**Data supplied**
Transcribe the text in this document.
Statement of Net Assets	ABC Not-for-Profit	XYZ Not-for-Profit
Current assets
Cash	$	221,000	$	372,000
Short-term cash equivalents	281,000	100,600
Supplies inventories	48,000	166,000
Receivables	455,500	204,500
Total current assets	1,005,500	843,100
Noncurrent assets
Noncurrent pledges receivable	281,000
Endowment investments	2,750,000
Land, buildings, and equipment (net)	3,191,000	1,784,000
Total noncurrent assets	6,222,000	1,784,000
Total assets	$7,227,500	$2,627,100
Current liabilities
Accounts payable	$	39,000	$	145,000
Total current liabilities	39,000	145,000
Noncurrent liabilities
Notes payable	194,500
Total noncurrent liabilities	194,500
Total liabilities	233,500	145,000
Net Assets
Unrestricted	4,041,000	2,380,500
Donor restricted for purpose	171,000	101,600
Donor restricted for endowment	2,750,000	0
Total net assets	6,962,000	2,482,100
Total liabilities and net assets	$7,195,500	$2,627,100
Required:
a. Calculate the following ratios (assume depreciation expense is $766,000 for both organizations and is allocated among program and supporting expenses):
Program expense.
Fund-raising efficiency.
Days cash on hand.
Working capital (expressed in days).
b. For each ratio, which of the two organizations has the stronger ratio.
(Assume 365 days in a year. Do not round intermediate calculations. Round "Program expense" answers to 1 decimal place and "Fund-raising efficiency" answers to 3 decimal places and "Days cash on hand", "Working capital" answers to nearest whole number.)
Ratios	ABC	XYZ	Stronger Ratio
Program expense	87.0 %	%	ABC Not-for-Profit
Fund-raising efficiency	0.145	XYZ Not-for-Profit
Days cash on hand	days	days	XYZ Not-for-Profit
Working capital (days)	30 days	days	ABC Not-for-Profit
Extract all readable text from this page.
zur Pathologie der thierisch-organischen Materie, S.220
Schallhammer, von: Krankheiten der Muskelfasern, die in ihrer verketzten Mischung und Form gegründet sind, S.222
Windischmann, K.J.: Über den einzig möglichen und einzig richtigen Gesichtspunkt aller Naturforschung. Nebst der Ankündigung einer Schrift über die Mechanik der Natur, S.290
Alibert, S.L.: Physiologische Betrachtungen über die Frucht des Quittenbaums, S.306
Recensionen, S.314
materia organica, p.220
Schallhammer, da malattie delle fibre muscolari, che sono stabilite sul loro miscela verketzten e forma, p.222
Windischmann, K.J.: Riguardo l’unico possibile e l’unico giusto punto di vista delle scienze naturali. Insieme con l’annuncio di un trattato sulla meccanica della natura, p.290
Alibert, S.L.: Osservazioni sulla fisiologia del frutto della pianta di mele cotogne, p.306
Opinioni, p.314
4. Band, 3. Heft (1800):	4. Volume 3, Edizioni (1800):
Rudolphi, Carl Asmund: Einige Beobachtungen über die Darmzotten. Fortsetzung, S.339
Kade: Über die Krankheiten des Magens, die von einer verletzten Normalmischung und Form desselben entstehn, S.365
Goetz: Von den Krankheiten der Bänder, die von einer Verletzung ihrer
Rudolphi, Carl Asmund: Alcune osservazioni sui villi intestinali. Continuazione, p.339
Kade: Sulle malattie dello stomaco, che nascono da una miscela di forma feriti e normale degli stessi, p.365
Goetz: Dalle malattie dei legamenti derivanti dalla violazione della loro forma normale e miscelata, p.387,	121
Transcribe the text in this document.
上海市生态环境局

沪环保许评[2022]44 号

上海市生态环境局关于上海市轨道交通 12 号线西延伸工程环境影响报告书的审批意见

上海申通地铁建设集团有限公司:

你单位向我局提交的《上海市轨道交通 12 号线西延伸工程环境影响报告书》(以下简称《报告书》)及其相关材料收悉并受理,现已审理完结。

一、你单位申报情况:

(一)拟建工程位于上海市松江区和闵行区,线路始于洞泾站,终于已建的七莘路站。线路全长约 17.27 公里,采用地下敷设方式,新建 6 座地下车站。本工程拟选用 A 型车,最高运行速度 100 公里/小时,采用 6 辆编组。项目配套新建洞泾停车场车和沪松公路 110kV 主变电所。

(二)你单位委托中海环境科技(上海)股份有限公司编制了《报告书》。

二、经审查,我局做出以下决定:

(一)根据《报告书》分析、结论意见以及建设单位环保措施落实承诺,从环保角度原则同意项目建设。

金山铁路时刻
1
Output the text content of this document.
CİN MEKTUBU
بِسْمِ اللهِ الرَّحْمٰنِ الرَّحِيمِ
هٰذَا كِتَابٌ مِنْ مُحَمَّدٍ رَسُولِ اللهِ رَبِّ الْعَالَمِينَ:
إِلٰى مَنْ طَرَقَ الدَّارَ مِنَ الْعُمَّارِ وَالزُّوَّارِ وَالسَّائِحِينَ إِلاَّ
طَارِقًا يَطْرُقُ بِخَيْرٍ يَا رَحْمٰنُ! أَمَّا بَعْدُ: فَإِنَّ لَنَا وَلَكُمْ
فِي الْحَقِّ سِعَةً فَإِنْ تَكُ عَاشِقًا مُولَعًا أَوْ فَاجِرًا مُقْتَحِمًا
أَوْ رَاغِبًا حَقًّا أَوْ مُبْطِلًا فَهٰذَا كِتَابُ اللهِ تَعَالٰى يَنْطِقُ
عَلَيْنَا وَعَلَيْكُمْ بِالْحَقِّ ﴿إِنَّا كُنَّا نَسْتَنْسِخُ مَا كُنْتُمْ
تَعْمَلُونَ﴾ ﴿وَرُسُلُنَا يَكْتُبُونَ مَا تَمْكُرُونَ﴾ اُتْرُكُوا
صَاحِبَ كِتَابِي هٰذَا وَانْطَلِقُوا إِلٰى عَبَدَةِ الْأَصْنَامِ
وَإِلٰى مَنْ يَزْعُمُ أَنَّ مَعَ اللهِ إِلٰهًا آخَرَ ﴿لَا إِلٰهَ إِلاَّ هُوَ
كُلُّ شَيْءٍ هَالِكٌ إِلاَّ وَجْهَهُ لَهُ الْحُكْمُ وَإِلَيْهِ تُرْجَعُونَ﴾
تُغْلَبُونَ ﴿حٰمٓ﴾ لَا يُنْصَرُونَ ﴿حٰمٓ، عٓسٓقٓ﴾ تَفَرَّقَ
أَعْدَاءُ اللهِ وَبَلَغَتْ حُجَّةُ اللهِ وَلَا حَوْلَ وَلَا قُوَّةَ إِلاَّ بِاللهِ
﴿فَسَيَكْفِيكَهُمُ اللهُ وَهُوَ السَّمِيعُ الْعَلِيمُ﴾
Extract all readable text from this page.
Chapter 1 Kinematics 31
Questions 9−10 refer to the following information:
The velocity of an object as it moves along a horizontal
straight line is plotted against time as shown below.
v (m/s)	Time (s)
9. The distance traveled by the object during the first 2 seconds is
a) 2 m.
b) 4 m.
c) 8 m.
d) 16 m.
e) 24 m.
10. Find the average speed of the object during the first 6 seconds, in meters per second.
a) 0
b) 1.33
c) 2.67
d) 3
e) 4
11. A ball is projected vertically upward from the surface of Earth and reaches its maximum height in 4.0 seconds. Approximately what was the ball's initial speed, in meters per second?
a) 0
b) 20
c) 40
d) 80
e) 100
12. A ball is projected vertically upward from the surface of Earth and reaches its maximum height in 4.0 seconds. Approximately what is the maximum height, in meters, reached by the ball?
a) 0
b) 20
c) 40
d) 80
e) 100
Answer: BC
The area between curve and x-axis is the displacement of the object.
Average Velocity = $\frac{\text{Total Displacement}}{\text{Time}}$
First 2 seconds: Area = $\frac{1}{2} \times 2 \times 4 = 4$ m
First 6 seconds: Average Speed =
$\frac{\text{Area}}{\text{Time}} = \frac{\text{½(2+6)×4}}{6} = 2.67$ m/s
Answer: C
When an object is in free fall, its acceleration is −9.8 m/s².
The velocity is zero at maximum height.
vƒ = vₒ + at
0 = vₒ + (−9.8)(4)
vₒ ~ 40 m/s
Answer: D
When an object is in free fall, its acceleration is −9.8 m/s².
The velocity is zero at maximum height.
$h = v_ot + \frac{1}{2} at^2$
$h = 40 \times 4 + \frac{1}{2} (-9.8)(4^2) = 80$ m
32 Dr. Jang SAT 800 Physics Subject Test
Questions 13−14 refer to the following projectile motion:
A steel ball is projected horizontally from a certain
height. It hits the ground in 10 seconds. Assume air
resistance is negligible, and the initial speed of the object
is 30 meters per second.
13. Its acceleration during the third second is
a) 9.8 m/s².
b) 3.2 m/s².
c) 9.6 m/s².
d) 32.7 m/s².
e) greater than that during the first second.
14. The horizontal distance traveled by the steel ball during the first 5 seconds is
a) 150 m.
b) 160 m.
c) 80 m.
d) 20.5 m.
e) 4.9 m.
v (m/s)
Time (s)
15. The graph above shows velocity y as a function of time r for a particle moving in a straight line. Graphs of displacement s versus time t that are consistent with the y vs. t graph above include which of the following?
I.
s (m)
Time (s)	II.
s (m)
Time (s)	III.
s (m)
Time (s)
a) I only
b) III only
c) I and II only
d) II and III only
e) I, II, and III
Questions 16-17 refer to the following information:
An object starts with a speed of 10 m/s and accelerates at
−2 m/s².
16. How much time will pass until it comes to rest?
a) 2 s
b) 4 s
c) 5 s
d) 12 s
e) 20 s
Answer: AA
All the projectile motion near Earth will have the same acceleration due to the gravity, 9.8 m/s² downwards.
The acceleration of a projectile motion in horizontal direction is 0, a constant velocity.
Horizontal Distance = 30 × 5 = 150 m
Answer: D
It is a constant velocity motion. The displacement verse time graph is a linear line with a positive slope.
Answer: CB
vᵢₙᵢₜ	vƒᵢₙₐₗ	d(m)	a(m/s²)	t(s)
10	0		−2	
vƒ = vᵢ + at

**The task**
From the records above, copy every line that holds the word "straight".

**Full output**
straight line is plotted against time as shown below.
15. The graph above shows velocity y as a function of time r for a particle moving in a straight line. Graphs of displacement s versus time t that are consistent with the y vs. t graph above include which of the following?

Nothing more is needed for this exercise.